* _Exercise details_:
Locate every line below that contains the word "this" and copy it.

— Start of Provided material —

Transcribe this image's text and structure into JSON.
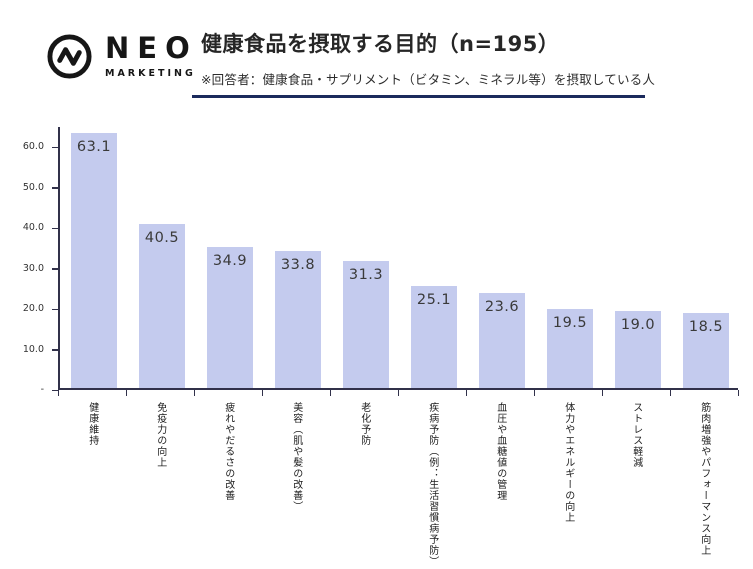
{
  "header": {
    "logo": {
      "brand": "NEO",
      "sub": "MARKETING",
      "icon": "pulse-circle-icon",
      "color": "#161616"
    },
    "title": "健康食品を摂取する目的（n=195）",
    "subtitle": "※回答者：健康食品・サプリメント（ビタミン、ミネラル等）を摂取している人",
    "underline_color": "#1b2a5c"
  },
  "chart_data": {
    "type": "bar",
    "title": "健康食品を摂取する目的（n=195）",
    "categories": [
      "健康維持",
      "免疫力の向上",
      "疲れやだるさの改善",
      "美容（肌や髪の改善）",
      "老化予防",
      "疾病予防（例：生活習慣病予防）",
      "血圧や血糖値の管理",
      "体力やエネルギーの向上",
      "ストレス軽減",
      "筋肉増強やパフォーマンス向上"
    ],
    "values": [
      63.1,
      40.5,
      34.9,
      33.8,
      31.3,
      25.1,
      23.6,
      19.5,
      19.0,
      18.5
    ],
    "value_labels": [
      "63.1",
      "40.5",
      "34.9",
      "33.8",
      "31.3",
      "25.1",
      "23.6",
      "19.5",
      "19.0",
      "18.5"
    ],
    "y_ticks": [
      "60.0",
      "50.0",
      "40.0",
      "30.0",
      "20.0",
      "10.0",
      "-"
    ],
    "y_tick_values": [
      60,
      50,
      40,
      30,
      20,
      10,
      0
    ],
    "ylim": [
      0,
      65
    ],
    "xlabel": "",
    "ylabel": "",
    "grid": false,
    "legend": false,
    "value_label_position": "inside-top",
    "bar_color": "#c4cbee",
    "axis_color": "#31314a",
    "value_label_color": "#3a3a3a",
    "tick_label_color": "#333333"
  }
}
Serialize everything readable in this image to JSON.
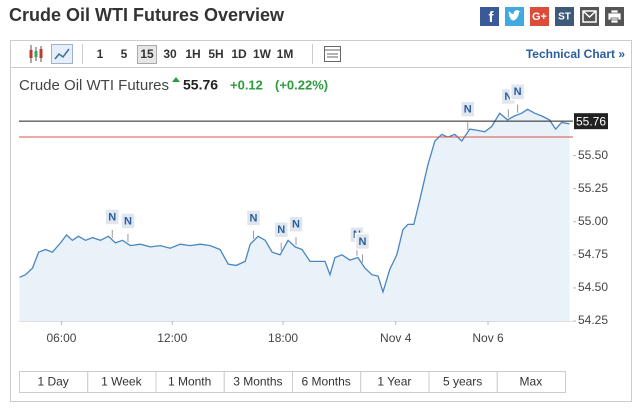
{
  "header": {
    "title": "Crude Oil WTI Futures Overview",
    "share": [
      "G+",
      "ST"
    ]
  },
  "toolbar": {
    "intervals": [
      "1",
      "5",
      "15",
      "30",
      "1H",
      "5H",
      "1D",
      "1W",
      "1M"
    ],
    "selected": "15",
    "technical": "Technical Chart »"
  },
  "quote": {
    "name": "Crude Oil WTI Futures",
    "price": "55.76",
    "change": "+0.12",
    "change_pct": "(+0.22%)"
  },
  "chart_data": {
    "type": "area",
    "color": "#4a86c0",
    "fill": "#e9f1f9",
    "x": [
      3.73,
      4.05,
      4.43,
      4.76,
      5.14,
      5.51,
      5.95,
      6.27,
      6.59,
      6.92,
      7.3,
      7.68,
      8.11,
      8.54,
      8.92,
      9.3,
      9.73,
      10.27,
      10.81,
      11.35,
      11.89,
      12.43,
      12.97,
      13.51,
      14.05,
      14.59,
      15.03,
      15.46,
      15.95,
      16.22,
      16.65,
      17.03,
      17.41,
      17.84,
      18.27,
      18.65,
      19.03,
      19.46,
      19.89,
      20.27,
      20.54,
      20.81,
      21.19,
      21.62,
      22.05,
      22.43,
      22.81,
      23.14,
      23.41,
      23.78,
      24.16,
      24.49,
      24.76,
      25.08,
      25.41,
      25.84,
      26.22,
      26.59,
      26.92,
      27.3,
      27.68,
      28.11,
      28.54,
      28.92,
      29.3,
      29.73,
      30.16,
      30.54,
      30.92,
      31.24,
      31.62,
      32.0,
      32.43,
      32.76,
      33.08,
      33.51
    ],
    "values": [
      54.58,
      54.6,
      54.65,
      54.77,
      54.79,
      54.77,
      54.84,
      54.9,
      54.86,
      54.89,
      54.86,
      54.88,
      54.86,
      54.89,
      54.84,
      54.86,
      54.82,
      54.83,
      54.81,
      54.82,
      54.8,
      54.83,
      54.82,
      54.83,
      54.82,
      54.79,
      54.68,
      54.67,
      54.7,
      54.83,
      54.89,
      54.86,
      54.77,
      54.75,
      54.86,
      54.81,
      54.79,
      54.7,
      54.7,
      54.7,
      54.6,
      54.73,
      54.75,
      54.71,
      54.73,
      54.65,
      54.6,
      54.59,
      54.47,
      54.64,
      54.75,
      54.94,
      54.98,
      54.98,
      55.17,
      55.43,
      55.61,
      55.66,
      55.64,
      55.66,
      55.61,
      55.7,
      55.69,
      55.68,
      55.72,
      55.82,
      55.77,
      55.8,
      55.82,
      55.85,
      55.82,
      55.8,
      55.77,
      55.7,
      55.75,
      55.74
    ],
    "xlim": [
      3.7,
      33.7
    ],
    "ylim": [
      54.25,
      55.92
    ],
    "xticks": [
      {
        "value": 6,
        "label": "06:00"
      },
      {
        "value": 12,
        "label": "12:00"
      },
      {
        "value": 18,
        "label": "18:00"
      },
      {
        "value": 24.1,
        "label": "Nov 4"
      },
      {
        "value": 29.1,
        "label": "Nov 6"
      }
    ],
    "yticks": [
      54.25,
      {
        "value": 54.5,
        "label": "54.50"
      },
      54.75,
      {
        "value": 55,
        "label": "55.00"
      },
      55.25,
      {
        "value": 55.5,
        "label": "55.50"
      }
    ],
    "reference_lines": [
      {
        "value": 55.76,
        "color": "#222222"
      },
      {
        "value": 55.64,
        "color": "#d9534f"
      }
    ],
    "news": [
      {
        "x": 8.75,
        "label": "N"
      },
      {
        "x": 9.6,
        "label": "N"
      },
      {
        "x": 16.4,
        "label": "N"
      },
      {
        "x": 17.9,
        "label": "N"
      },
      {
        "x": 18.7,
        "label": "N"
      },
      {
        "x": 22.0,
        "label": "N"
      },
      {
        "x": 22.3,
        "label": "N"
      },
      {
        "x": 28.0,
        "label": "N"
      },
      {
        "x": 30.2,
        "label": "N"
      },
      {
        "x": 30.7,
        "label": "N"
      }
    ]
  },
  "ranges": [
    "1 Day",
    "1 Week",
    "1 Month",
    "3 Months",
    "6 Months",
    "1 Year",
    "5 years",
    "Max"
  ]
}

— End of Provided material —

* _Correct output_:
Transcribe this image's text and structure into JSON.
Serialize everything readable in this image to JSON.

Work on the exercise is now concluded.